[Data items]
= = = = = = =

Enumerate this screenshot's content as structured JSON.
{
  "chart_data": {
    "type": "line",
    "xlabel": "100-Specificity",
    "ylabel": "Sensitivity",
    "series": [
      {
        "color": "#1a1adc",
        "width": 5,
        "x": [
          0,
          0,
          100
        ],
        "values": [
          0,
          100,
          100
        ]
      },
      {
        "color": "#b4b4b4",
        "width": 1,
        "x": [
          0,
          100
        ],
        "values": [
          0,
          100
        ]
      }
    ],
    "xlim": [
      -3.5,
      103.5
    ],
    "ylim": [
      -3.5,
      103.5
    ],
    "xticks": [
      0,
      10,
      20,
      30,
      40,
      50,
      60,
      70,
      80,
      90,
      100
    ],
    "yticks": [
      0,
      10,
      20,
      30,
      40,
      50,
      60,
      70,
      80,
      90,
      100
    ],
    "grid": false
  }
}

= = = = = = =

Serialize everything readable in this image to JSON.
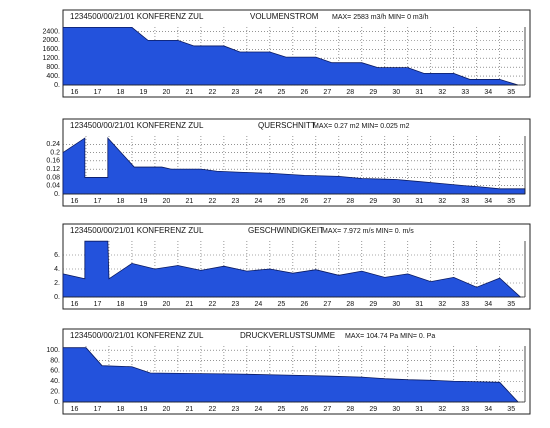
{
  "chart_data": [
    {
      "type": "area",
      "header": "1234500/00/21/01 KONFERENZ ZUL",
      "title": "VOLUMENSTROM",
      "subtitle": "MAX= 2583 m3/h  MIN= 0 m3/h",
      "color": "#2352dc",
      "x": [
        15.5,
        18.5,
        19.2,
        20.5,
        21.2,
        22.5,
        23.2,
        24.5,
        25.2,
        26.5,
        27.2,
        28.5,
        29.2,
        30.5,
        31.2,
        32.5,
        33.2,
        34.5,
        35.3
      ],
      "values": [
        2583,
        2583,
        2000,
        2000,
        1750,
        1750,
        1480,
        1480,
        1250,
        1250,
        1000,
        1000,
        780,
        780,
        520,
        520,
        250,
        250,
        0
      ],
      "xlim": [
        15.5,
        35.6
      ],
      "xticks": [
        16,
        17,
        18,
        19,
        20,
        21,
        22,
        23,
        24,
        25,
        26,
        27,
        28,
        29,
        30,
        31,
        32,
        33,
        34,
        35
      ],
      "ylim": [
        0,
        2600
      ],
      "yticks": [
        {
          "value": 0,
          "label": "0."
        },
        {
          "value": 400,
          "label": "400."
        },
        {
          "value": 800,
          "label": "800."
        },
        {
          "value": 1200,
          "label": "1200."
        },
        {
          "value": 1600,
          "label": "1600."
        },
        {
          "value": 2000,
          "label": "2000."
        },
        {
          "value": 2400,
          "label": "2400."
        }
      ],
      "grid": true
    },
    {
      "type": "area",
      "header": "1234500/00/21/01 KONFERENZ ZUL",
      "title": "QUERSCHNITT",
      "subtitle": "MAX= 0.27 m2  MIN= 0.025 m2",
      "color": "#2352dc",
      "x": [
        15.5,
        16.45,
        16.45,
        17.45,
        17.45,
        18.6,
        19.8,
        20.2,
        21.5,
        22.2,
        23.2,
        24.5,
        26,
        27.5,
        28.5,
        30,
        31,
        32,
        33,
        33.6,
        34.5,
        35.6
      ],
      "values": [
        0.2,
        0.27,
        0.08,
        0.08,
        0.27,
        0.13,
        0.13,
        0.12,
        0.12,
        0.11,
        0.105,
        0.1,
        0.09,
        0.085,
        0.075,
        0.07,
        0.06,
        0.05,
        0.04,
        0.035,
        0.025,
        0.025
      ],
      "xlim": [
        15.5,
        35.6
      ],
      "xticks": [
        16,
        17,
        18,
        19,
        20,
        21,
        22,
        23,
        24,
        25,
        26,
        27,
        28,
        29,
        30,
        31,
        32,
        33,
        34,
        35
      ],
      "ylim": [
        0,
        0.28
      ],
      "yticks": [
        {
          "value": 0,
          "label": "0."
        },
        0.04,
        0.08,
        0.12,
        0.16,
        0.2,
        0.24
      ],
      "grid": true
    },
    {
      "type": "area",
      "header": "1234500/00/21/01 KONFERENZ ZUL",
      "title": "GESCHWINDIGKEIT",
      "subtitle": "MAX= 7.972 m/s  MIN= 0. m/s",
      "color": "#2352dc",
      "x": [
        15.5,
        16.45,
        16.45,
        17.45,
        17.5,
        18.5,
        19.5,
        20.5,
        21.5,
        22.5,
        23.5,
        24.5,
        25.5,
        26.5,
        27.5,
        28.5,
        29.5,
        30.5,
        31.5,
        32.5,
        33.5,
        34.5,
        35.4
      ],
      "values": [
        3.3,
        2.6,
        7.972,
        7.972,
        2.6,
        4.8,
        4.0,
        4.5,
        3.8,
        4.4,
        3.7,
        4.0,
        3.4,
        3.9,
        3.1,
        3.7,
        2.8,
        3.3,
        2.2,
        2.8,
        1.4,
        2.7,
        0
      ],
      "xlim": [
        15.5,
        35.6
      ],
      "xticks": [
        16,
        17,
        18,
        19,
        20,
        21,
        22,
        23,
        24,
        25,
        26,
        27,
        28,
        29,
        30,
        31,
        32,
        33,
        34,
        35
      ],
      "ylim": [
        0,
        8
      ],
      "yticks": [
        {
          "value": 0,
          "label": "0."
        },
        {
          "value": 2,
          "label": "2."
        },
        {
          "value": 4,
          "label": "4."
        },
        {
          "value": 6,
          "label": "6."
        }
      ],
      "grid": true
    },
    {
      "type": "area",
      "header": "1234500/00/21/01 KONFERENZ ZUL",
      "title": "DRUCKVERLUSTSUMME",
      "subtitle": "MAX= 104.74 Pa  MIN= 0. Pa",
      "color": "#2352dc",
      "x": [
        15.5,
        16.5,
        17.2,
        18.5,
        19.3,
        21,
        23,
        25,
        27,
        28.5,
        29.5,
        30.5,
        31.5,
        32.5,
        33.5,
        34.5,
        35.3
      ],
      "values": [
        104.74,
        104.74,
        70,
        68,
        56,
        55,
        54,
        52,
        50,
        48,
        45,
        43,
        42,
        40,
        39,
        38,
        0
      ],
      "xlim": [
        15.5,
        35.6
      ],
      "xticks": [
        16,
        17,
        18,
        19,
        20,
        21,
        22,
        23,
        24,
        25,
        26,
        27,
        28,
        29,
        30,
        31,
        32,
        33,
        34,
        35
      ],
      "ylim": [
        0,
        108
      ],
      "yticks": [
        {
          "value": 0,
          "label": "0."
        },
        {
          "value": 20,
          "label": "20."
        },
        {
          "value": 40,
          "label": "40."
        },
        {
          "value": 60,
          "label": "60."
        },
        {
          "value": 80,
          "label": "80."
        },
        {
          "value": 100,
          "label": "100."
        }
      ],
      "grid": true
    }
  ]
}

= = = = = = =

▸ **What you will do**
Find the string "subtitle" in the records, then copy each line where it occurs.

▸ **The answer**
      "subtitle": "MAX= 2583 m3/h  MIN= 0 m3/h",
      "subtitle": "MAX= 0.27 m2  MIN= 0.025 m2",
      "subtitle": "MAX= 7.972 m/s  MIN= 0. m/s",
      "subtitle": "MAX= 104.74 Pa  MIN= 0. Pa",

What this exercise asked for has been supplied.